▸ Task data:

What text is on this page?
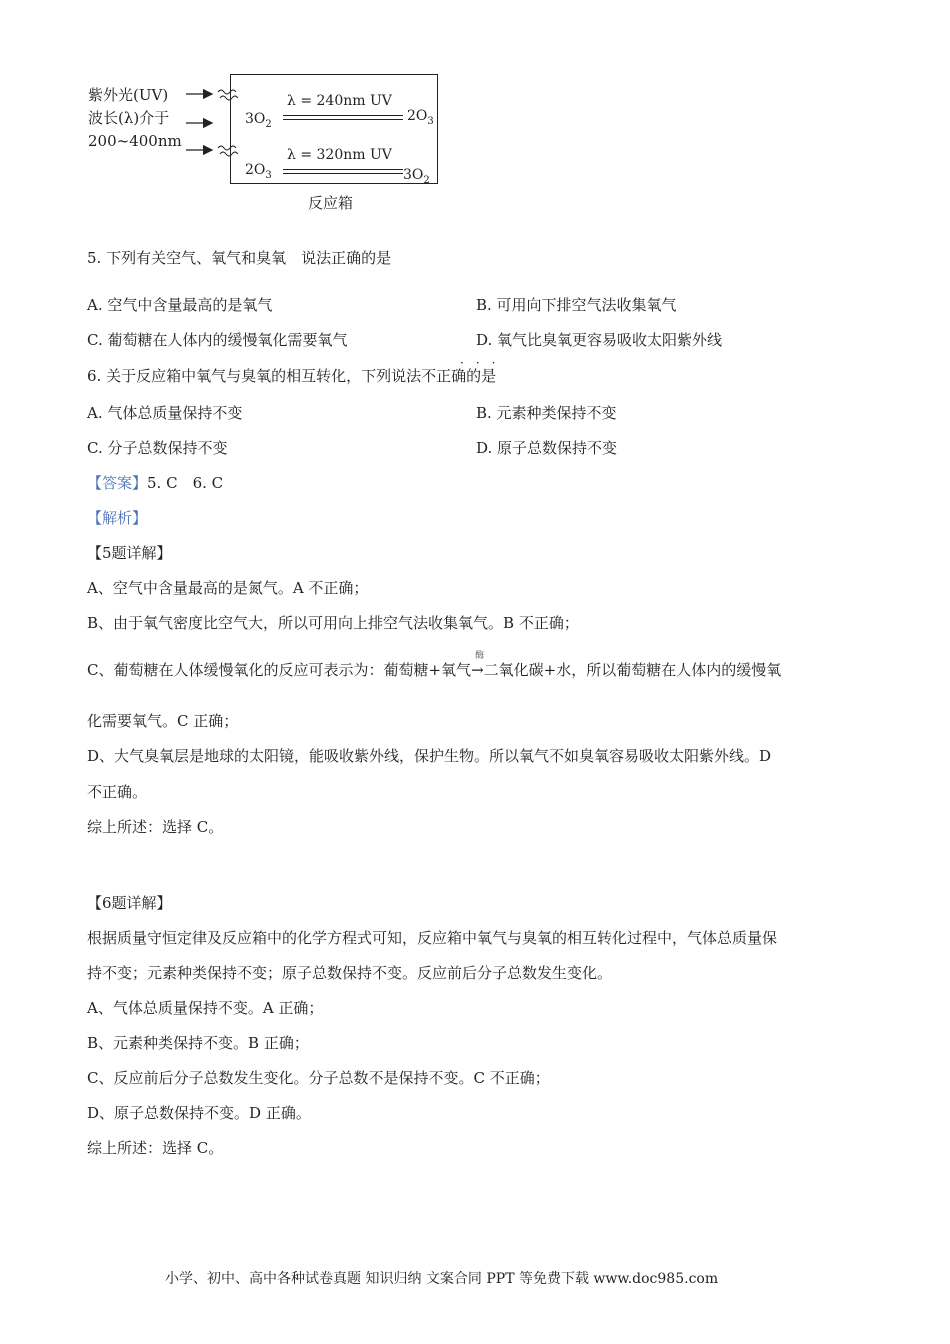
紫外光(UV)
波长(λ)介于
200~400nm
λ = 240nm UV
$3O_2$
$2O_3$
λ = 320nm UV
$2O_3$	$3O_2$
反应箱
5. 下列有关空气、氧气和臭氧　说法正确的是
A. 空气中含量最高的是氧气	B. 可用向下排空气法收集氧气
C. 葡萄糖在人体内的缓慢氧化需要氧气	D. 氧气比臭氧更容易吸收太阳紫外线
·　·　·
6. 关于反应箱中氧气与臭氧的相互转化，下列说法不正确的是
A. 气体总质量保持不变	B. 元素种类保持不变
C. 分子总数保持不变	D. 原子总数保持不变
【答案】5. C　6. C
【解析】
【5题详解】
A、空气中含量最高的是氮气。A 不正确；
B、由于氧气密度比空气大，所以可用向上排空气法收集氧气。B 不正确；
C、葡萄糖在人体缓慢氧化的反应可表示为：葡萄糖+氧气
酶
→二氧化碳+水，所以葡萄糖在人体内的缓慢氧
化需要氧气。C 正确；
D、大气臭氧层是地球的太阳镜，能吸收紫外线，保护生物。所以氧气不如臭氧容易吸收太阳紫外线。D
不正确。
综上所述：选择 C。
【6题详解】
根据质量守恒定律及反应箱中的化学方程式可知，反应箱中氧气与臭氧的相互转化过程中，气体总质量保
持不变；元素种类保持不变；原子总数保持不变。反应前后分子总数发生变化。
A、气体总质量保持不变。A 正确；
B、元素种类保持不变。B 正确；
C、反应前后分子总数发生变化。分子总数不是保持不变。C 不正确；
D、原子总数保持不变。D 正确。
综上所述：选择 C。
小学、初中、高中各种试卷真题 知识归纳 文案合同 PPT 等免费下载 www.doc985.com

▸ Task instructions: Write the listing out a second time exactly, dropping all images.

▸ Answer in full:
What text is on this page?
紫外光(UV)
波长(λ)介于
200~400nm
λ = 240nm UV
$3O_2$
$2O_3$
λ = 320nm UV
$2O_3$	$3O_2$
反应箱
5. 下列有关空气、氧气和臭氧　说法正确的是
A. 空气中含量最高的是氧气	B. 可用向下排空气法收集氧气
C. 葡萄糖在人体内的缓慢氧化需要氧气	D. 氧气比臭氧更容易吸收太阳紫外线
·　·　·
6. 关于反应箱中氧气与臭氧的相互转化，下列说法不正确的是
A. 气体总质量保持不变	B. 元素种类保持不变
C. 分子总数保持不变	D. 原子总数保持不变
【答案】5. C　6. C
【解析】
【5题详解】
A、空气中含量最高的是氮气。A 不正确；
B、由于氧气密度比空气大，所以可用向上排空气法收集氧气。B 不正确；
C、葡萄糖在人体缓慢氧化的反应可表示为：葡萄糖+氧气
酶
→二氧化碳+水，所以葡萄糖在人体内的缓慢氧
化需要氧气。C 正确；
D、大气臭氧层是地球的太阳镜，能吸收紫外线，保护生物。所以氧气不如臭氧容易吸收太阳紫外线。D
不正确。
综上所述：选择 C。
【6题详解】
根据质量守恒定律及反应箱中的化学方程式可知，反应箱中氧气与臭氧的相互转化过程中，气体总质量保
持不变；元素种类保持不变；原子总数保持不变。反应前后分子总数发生变化。
A、气体总质量保持不变。A 正确；
B、元素种类保持不变。B 正确；
C、反应前后分子总数发生变化。分子总数不是保持不变。C 不正确；
D、原子总数保持不变。D 正确。
综上所述：选择 C。
小学、初中、高中各种试卷真题 知识归纳 文案合同 PPT 等免费下载 www.doc985.com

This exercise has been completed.